(Data records)
-- start --

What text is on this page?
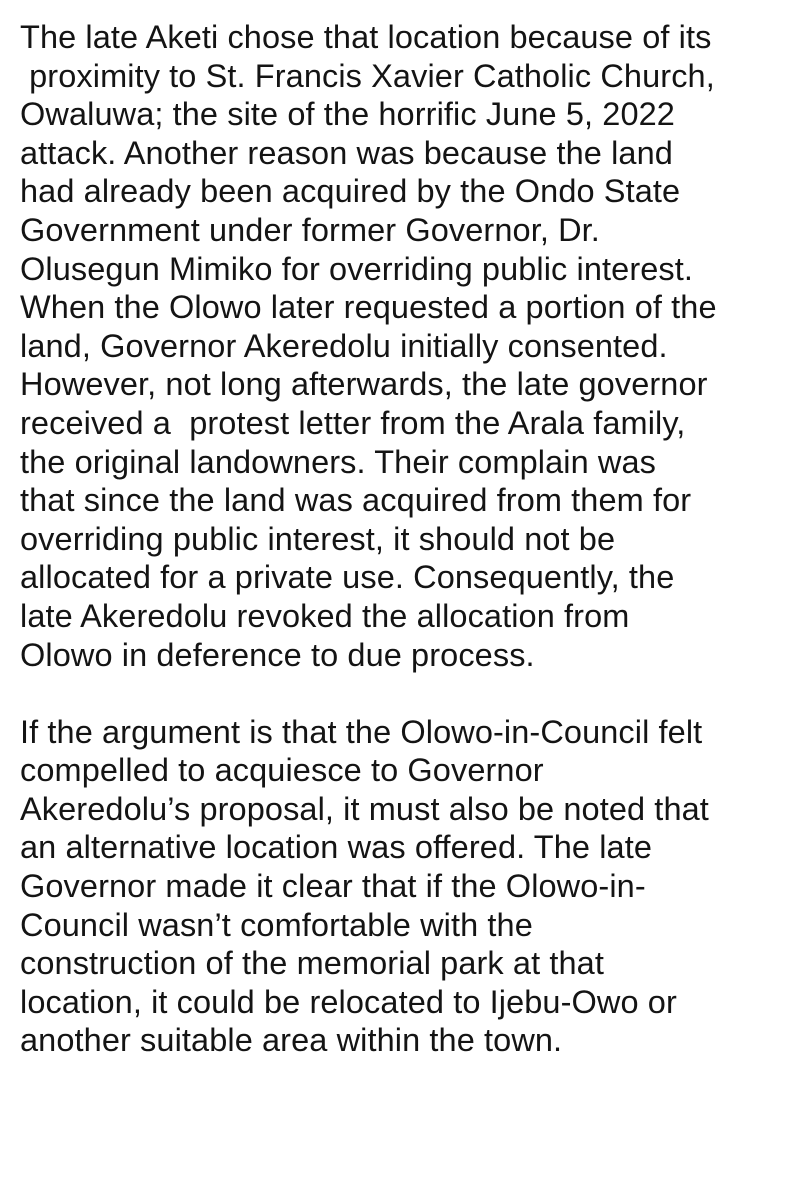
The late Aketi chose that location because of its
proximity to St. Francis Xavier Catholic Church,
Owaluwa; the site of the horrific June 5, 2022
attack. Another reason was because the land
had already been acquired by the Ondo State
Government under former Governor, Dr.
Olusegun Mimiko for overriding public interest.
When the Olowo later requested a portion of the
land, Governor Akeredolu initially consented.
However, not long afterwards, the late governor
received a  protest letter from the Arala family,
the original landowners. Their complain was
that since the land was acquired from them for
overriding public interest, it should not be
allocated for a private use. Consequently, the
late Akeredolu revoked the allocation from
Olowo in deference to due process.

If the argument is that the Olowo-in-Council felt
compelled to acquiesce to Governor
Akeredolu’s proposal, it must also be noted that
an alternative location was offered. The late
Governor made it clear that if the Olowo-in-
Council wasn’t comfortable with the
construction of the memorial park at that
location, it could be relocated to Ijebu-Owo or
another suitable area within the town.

-- end --

Leave out the pictures and transcribe the entries above exactly.

What text is on this page?
The late Aketi chose that location because of its
proximity to St. Francis Xavier Catholic Church,
Owaluwa; the site of the horrific June 5, 2022
attack. Another reason was because the land
had already been acquired by the Ondo State
Government under former Governor, Dr.
Olusegun Mimiko for overriding public interest.
When the Olowo later requested a portion of the
land, Governor Akeredolu initially consented.
However, not long afterwards, the late governor
received a  protest letter from the Arala family,
the original landowners. Their complain was
that since the land was acquired from them for
overriding public interest, it should not be
allocated for a private use. Consequently, the
late Akeredolu revoked the allocation from
Olowo in deference to due process.

If the argument is that the Olowo-in-Council felt
compelled to acquiesce to Governor
Akeredolu’s proposal, it must also be noted that
an alternative location was offered. The late
Governor made it clear that if the Olowo-in-
Council wasn’t comfortable with the
construction of the memorial park at that
location, it could be relocated to Ijebu-Owo or
another suitable area within the town.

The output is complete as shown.